## Begin Records shown

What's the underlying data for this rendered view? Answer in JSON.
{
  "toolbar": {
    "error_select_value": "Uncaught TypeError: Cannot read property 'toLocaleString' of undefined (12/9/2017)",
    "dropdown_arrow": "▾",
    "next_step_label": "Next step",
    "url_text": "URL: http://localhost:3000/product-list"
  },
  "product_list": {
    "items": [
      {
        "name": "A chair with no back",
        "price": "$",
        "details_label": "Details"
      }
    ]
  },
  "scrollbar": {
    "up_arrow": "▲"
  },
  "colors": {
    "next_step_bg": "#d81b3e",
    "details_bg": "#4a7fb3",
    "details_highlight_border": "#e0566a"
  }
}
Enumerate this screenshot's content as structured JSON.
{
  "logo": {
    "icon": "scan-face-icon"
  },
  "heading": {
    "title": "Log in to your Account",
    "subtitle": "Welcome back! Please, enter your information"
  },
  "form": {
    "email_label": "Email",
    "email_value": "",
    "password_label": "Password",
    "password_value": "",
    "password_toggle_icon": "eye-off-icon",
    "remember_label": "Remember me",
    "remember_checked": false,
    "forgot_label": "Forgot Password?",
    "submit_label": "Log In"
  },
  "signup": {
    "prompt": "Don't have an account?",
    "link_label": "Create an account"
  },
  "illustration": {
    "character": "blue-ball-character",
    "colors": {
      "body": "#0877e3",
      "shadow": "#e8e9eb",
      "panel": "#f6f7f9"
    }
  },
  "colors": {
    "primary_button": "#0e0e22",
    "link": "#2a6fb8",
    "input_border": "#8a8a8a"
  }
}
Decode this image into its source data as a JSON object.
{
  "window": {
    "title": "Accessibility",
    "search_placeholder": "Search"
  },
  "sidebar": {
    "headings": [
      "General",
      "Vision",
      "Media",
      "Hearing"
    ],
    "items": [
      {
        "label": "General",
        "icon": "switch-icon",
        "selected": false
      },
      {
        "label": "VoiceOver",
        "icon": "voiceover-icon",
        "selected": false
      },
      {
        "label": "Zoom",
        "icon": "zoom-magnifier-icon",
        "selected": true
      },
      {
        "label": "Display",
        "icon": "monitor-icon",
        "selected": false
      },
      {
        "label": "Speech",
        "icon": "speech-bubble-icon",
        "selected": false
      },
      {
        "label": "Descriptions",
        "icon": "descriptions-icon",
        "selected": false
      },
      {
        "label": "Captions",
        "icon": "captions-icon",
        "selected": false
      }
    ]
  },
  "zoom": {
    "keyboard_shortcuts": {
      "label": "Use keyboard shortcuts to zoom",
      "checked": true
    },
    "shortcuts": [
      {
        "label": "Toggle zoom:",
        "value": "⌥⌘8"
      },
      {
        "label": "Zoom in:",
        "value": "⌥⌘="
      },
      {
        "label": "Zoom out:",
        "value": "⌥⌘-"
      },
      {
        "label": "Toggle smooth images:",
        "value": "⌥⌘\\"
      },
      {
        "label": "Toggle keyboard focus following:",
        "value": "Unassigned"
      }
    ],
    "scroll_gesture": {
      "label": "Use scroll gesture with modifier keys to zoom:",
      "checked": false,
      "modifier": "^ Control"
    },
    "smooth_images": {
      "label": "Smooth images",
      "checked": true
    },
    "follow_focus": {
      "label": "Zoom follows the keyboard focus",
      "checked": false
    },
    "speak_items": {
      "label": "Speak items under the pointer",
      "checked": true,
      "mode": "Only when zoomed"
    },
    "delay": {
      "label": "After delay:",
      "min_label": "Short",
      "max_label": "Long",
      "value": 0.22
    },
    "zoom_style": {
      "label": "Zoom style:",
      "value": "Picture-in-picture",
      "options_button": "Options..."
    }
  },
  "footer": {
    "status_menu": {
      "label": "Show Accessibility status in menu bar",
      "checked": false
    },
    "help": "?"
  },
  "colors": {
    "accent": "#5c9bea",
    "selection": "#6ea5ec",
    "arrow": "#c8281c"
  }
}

## End Records shown
## Begin Records shown

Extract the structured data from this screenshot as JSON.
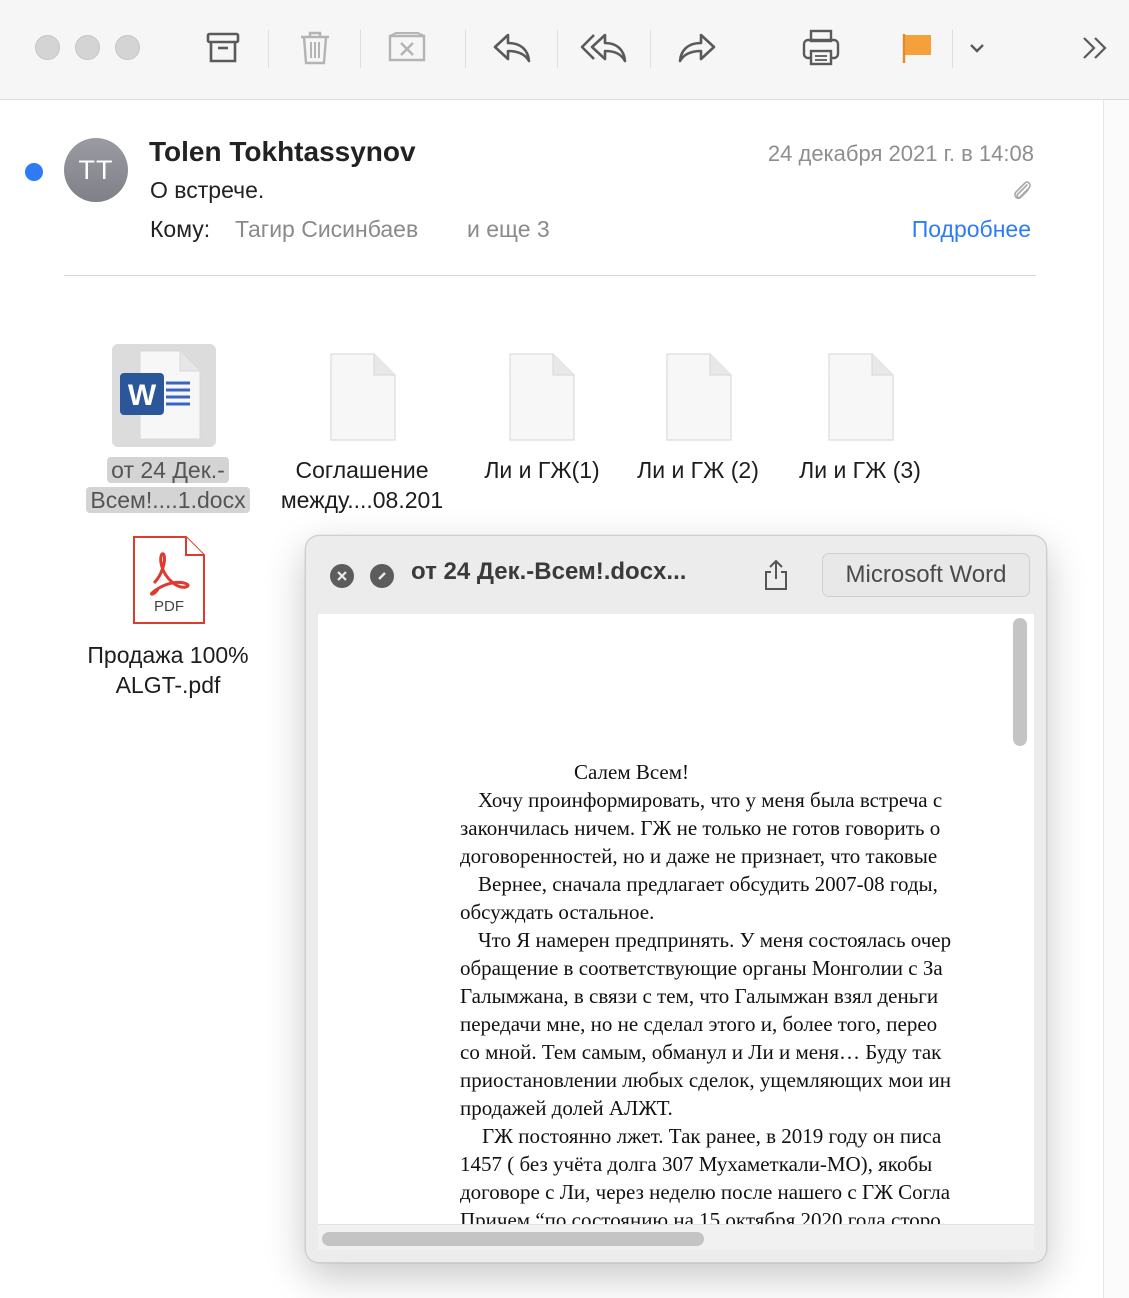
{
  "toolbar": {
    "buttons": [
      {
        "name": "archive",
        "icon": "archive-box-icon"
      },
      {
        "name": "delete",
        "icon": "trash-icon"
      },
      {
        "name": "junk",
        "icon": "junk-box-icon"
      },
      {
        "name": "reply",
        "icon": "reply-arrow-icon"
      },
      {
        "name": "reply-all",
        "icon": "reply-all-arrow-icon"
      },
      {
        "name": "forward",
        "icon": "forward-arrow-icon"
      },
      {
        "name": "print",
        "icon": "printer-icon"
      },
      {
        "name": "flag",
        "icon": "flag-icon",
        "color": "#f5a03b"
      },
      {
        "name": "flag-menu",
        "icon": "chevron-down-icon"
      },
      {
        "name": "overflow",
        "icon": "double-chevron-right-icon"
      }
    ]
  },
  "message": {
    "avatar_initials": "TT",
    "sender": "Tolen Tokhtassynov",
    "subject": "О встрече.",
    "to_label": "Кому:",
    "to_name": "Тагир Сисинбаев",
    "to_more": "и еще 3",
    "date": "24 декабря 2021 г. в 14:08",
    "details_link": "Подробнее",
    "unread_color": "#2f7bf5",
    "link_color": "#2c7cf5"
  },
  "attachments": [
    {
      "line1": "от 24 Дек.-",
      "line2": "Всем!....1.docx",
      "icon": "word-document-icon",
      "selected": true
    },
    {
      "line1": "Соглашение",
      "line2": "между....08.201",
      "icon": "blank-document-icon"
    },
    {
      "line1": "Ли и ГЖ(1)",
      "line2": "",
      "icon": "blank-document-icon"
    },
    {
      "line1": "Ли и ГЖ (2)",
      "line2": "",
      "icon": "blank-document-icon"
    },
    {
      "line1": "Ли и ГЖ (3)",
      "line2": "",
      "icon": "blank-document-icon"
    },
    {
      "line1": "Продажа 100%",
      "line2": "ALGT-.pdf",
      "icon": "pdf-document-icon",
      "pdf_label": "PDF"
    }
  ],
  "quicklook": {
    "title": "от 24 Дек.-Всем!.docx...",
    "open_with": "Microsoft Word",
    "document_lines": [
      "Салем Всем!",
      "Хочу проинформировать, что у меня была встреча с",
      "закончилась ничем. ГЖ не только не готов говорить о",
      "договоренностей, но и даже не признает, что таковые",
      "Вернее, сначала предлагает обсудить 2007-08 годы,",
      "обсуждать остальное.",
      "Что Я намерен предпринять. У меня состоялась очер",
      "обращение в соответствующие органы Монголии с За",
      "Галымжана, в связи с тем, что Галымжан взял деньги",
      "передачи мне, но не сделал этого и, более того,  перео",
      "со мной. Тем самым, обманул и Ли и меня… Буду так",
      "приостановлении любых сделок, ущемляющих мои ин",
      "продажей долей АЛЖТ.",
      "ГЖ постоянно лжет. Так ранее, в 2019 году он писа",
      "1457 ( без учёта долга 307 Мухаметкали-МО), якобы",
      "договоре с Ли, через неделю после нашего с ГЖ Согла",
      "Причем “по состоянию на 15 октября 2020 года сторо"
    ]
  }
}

## End Records shown
## Begin Records shown

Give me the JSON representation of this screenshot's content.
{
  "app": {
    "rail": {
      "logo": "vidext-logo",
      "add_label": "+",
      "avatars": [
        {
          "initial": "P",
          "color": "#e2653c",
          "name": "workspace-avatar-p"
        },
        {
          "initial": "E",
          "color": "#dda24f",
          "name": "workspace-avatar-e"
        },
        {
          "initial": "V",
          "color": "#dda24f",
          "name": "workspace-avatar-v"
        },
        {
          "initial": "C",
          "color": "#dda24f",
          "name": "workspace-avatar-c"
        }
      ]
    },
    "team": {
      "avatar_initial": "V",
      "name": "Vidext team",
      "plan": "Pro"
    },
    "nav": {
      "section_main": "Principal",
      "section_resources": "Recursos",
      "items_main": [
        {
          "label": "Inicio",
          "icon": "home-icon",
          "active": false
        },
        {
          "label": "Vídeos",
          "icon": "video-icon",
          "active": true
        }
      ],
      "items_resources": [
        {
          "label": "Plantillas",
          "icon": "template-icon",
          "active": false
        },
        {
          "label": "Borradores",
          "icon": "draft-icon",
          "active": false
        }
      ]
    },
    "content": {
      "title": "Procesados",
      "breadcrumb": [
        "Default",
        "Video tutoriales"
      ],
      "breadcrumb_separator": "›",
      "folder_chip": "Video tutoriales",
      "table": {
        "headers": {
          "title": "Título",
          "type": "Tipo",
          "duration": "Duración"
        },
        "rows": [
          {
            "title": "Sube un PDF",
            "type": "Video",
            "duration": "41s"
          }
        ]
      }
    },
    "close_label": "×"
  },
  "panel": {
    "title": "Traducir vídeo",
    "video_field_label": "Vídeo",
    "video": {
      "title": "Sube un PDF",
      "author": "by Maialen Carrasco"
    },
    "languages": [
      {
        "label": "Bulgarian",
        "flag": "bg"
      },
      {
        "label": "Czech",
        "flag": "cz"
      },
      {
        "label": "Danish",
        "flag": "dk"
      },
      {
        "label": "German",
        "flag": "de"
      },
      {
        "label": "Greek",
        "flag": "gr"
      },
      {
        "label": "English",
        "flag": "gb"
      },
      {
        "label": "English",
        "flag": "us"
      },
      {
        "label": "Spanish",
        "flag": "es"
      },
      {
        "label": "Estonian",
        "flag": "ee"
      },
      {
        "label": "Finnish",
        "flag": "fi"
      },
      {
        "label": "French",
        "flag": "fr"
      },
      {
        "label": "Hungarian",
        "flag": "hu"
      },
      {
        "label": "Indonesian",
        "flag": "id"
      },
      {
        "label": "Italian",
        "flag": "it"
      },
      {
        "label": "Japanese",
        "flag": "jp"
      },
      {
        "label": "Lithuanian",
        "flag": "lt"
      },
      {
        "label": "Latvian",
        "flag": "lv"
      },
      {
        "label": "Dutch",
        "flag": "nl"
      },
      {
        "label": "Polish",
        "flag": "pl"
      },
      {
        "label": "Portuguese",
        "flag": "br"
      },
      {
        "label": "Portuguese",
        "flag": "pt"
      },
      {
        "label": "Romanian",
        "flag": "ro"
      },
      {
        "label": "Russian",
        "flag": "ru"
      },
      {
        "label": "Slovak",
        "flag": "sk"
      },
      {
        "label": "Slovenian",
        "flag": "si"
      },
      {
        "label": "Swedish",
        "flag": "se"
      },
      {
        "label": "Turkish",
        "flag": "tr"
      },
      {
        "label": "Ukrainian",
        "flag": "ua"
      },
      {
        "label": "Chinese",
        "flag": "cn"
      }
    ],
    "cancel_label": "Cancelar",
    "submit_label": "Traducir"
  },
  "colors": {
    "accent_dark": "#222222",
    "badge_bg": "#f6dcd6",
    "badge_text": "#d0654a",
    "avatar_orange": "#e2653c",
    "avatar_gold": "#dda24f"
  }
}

## End Records shown

* Stated task
Look through the listing and extract every line with "screenshot" in it.

* Result of this exercise
Enumerate this screenshot's content as structured JSON.
Extract the structured data from this screenshot as JSON.
Give me the JSON representation of this screenshot's content.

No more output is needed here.